--- Start of Dataset content ---

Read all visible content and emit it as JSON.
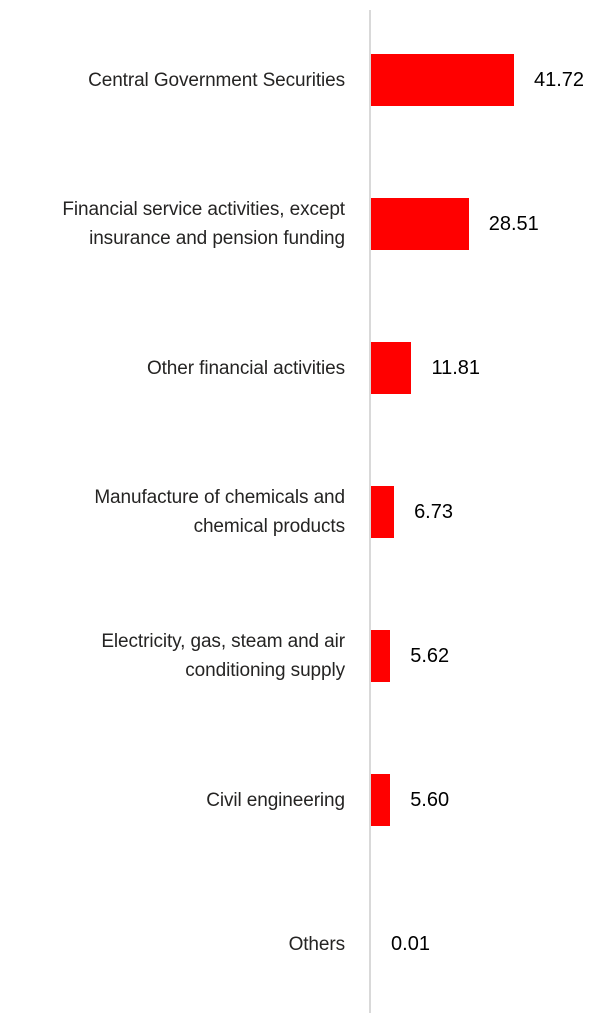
{
  "chart_data": {
    "type": "bar",
    "orientation": "horizontal",
    "title": "",
    "xlabel": "",
    "ylabel": "",
    "grid": false,
    "legend": false,
    "xlim": [
      0,
      45
    ],
    "bar_color": "#ff0000",
    "axis_line_color": "#d9d9d9",
    "label_color": "#252423",
    "value_color": "#000000",
    "categories": [
      "Central Government Securities",
      "Financial service activities, except\ninsurance and pension funding",
      "Other financial activities",
      "Manufacture of chemicals and\nchemical products",
      "Electricity, gas, steam and air\nconditioning supply",
      "Civil engineering",
      "Others"
    ],
    "values": [
      41.72,
      28.51,
      11.81,
      6.73,
      5.62,
      5.6,
      0.01
    ],
    "value_labels": [
      "41.72",
      "28.51",
      "11.81",
      "6.73",
      "5.62",
      "5.60",
      "0.01"
    ]
  }
}
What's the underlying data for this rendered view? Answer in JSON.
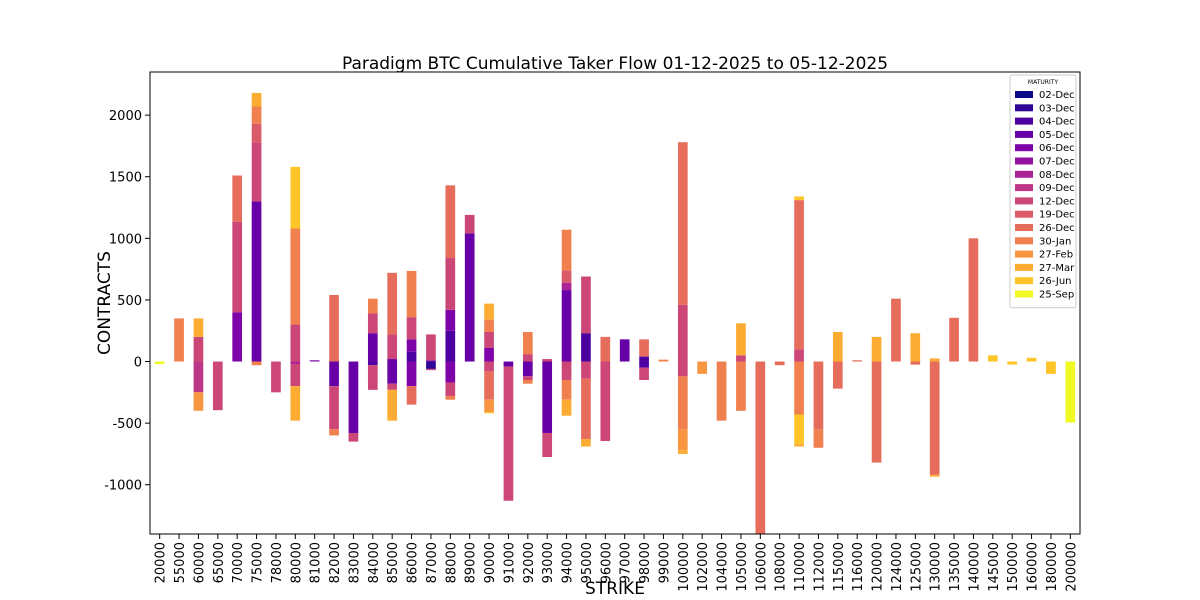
{
  "chart_data": {
    "type": "bar",
    "stacked": true,
    "title": "Paradigm BTC Cumulative Taker Flow 01-12-2025 to 05-12-2025",
    "xlabel": "STRIKE",
    "ylabel": "CONTRACTS",
    "ylim": [
      -1400,
      2350
    ],
    "yticks": [
      -1000,
      -500,
      0,
      500,
      1000,
      1500,
      2000
    ],
    "ytick_labels": [
      "-1000",
      "-500",
      "0",
      "500",
      "1000",
      "1500",
      "2000"
    ],
    "legend_title": "MATURITY",
    "legend_position": "top-right",
    "maturities": [
      "02-Dec",
      "03-Dec",
      "04-Dec",
      "05-Dec",
      "06-Dec",
      "07-Dec",
      "08-Dec",
      "09-Dec",
      "12-Dec",
      "19-Dec",
      "26-Dec",
      "30-Jan",
      "27-Feb",
      "27-Mar",
      "26-Jun",
      "25-Sep"
    ],
    "colors": [
      "#0d0887",
      "#2f0596",
      "#4c02a1",
      "#6600a7",
      "#7e03a8",
      "#9511a1",
      "#aa2395",
      "#bc3587",
      "#cc4778",
      "#da5a6a",
      "#e66c5c",
      "#f0804e",
      "#f89540",
      "#fdac33",
      "#fdc527",
      "#f0f921"
    ],
    "categories": [
      "20000",
      "55000",
      "60000",
      "65000",
      "70000",
      "75000",
      "78000",
      "80000",
      "81000",
      "82000",
      "83000",
      "84000",
      "85000",
      "86000",
      "87000",
      "88000",
      "89000",
      "90000",
      "91000",
      "92000",
      "93000",
      "94000",
      "95000",
      "96000",
      "97000",
      "98000",
      "99000",
      "100000",
      "102000",
      "104000",
      "105000",
      "106000",
      "108000",
      "110000",
      "112000",
      "115000",
      "116000",
      "120000",
      "124000",
      "125000",
      "130000",
      "135000",
      "140000",
      "145000",
      "150000",
      "160000",
      "180000",
      "200000"
    ],
    "stacks": [
      [
        {
          "m": "25-Sep",
          "v": -20
        }
      ],
      [
        {
          "m": "30-Jan",
          "v": 350
        }
      ],
      [
        {
          "m": "12-Dec",
          "v": 200
        },
        {
          "m": "27-Mar",
          "v": 150
        },
        {
          "m": "09-Dec",
          "v": -250
        },
        {
          "m": "27-Feb",
          "v": -150
        }
      ],
      [
        {
          "m": "12-Dec",
          "v": -395
        }
      ],
      [
        {
          "m": "06-Dec",
          "v": 400
        },
        {
          "m": "12-Dec",
          "v": 735
        },
        {
          "m": "26-Dec",
          "v": 375
        }
      ],
      [
        {
          "m": "05-Dec",
          "v": 1300
        },
        {
          "m": "12-Dec",
          "v": 480
        },
        {
          "m": "19-Dec",
          "v": 150
        },
        {
          "m": "30-Jan",
          "v": 140
        },
        {
          "m": "27-Mar",
          "v": 110
        },
        {
          "m": "30-Jan",
          "v": -30
        }
      ],
      [
        {
          "m": "12-Dec",
          "v": -250
        }
      ],
      [
        {
          "m": "08-Dec",
          "v": -20
        },
        {
          "m": "12-Dec",
          "v": 300
        },
        {
          "m": "30-Jan",
          "v": 780
        },
        {
          "m": "26-Jun",
          "v": 500
        },
        {
          "m": "12-Dec",
          "v": -180
        },
        {
          "m": "27-Mar",
          "v": -280
        }
      ],
      [
        {
          "m": "06-Dec",
          "v": 10
        }
      ],
      [
        {
          "m": "26-Dec",
          "v": 540
        },
        {
          "m": "05-Dec",
          "v": -200
        },
        {
          "m": "12-Dec",
          "v": -350
        },
        {
          "m": "30-Jan",
          "v": -50
        }
      ],
      [
        {
          "m": "05-Dec",
          "v": -580
        },
        {
          "m": "12-Dec",
          "v": -70
        }
      ],
      [
        {
          "m": "05-Dec",
          "v": 230
        },
        {
          "m": "12-Dec",
          "v": 160
        },
        {
          "m": "30-Jan",
          "v": 120
        },
        {
          "m": "04-Dec",
          "v": -30
        },
        {
          "m": "12-Dec",
          "v": -200
        }
      ],
      [
        {
          "m": "05-Dec",
          "v": 20
        },
        {
          "m": "12-Dec",
          "v": 200
        },
        {
          "m": "26-Dec",
          "v": 500
        },
        {
          "m": "05-Dec",
          "v": -180
        },
        {
          "m": "12-Dec",
          "v": -50
        },
        {
          "m": "27-Mar",
          "v": -250
        }
      ],
      [
        {
          "m": "04-Dec",
          "v": 80
        },
        {
          "m": "06-Dec",
          "v": 100
        },
        {
          "m": "12-Dec",
          "v": 180
        },
        {
          "m": "30-Jan",
          "v": 375
        },
        {
          "m": "06-Dec",
          "v": -200
        },
        {
          "m": "26-Dec",
          "v": -150
        }
      ],
      [
        {
          "m": "06-Dec",
          "v": 10
        },
        {
          "m": "12-Dec",
          "v": 210
        },
        {
          "m": "03-Dec",
          "v": -60
        },
        {
          "m": "12-Dec",
          "v": -10
        }
      ],
      [
        {
          "m": "04-Dec",
          "v": 250
        },
        {
          "m": "06-Dec",
          "v": 170
        },
        {
          "m": "12-Dec",
          "v": 420
        },
        {
          "m": "26-Dec",
          "v": 590
        },
        {
          "m": "06-Dec",
          "v": -170
        },
        {
          "m": "12-Dec",
          "v": -110
        },
        {
          "m": "30-Jan",
          "v": -30
        }
      ],
      [
        {
          "m": "05-Dec",
          "v": 1040
        },
        {
          "m": "12-Dec",
          "v": 150
        }
      ],
      [
        {
          "m": "06-Dec",
          "v": 110
        },
        {
          "m": "12-Dec",
          "v": 130
        },
        {
          "m": "30-Jan",
          "v": 100
        },
        {
          "m": "27-Mar",
          "v": 130
        },
        {
          "m": "12-Dec",
          "v": -80
        },
        {
          "m": "26-Dec",
          "v": -230
        },
        {
          "m": "27-Feb",
          "v": -100
        },
        {
          "m": "26-Jun",
          "v": -10
        }
      ],
      [
        {
          "m": "05-Dec",
          "v": -40
        },
        {
          "m": "12-Dec",
          "v": -1090
        }
      ],
      [
        {
          "m": "12-Dec",
          "v": 60
        },
        {
          "m": "30-Jan",
          "v": 180
        },
        {
          "m": "05-Dec",
          "v": -120
        },
        {
          "m": "12-Dec",
          "v": -30
        },
        {
          "m": "30-Jan",
          "v": -30
        }
      ],
      [
        {
          "m": "12-Dec",
          "v": 20
        },
        {
          "m": "05-Dec",
          "v": -580
        },
        {
          "m": "12-Dec",
          "v": -195
        }
      ],
      [
        {
          "m": "05-Dec",
          "v": 580
        },
        {
          "m": "08-Dec",
          "v": 60
        },
        {
          "m": "19-Dec",
          "v": 100
        },
        {
          "m": "30-Jan",
          "v": 330
        },
        {
          "m": "12-Dec",
          "v": -150
        },
        {
          "m": "30-Jan",
          "v": -160
        },
        {
          "m": "27-Mar",
          "v": -130
        }
      ],
      [
        {
          "m": "04-Dec",
          "v": 230
        },
        {
          "m": "12-Dec",
          "v": 460
        },
        {
          "m": "12-Dec",
          "v": -140
        },
        {
          "m": "26-Dec",
          "v": -490
        },
        {
          "m": "27-Mar",
          "v": -60
        }
      ],
      [
        {
          "m": "26-Dec",
          "v": 200
        },
        {
          "m": "12-Dec",
          "v": -645
        }
      ],
      [
        {
          "m": "05-Dec",
          "v": 180
        }
      ],
      [
        {
          "m": "04-Dec",
          "v": 40
        },
        {
          "m": "26-Dec",
          "v": 140
        },
        {
          "m": "04-Dec",
          "v": -50
        },
        {
          "m": "12-Dec",
          "v": -100
        }
      ],
      [
        {
          "m": "30-Jan",
          "v": 15
        }
      ],
      [
        {
          "m": "12-Dec",
          "v": 460
        },
        {
          "m": "26-Dec",
          "v": 1320
        },
        {
          "m": "12-Dec",
          "v": -120
        },
        {
          "m": "30-Jan",
          "v": -430
        },
        {
          "m": "27-Feb",
          "v": -170
        },
        {
          "m": "27-Mar",
          "v": -30
        }
      ],
      [
        {
          "m": "27-Feb",
          "v": -100
        }
      ],
      [
        {
          "m": "30-Jan",
          "v": -480
        }
      ],
      [
        {
          "m": "12-Dec",
          "v": 50
        },
        {
          "m": "27-Mar",
          "v": 260
        },
        {
          "m": "30-Jan",
          "v": -400
        }
      ],
      [
        {
          "m": "26-Dec",
          "v": -1400
        }
      ],
      [
        {
          "m": "26-Dec",
          "v": -30
        }
      ],
      [
        {
          "m": "12-Dec",
          "v": 100
        },
        {
          "m": "26-Dec",
          "v": 1210
        },
        {
          "m": "26-Jun",
          "v": 30
        },
        {
          "m": "30-Jan",
          "v": -430
        },
        {
          "m": "26-Jun",
          "v": -240
        },
        {
          "m": "27-Mar",
          "v": -20
        }
      ],
      [
        {
          "m": "26-Dec",
          "v": -550
        },
        {
          "m": "30-Jan",
          "v": -150
        }
      ],
      [
        {
          "m": "27-Mar",
          "v": 240
        },
        {
          "m": "26-Dec",
          "v": -220
        }
      ],
      [
        {
          "m": "26-Dec",
          "v": 10
        }
      ],
      [
        {
          "m": "27-Mar",
          "v": 200
        },
        {
          "m": "26-Dec",
          "v": -820
        }
      ],
      [
        {
          "m": "26-Dec",
          "v": 510
        }
      ],
      [
        {
          "m": "27-Mar",
          "v": 230
        },
        {
          "m": "26-Dec",
          "v": -25
        }
      ],
      [
        {
          "m": "27-Mar",
          "v": 25
        },
        {
          "m": "26-Dec",
          "v": -920
        },
        {
          "m": "27-Mar",
          "v": -15
        }
      ],
      [
        {
          "m": "26-Dec",
          "v": 355
        }
      ],
      [
        {
          "m": "26-Dec",
          "v": 1000
        }
      ],
      [
        {
          "m": "26-Jun",
          "v": 50
        }
      ],
      [
        {
          "m": "26-Jun",
          "v": -25
        }
      ],
      [
        {
          "m": "26-Jun",
          "v": 30
        }
      ],
      [
        {
          "m": "26-Jun",
          "v": -100
        }
      ],
      [
        {
          "m": "25-Sep",
          "v": -495
        }
      ]
    ]
  }
}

--- End of Dataset content ---

*Objective*
Which lines hold the string "activities"? Copy all of them from the data above.

*Result*
      "Financial service activities, except\ninsurance and pension funding",
      "Other financial activities",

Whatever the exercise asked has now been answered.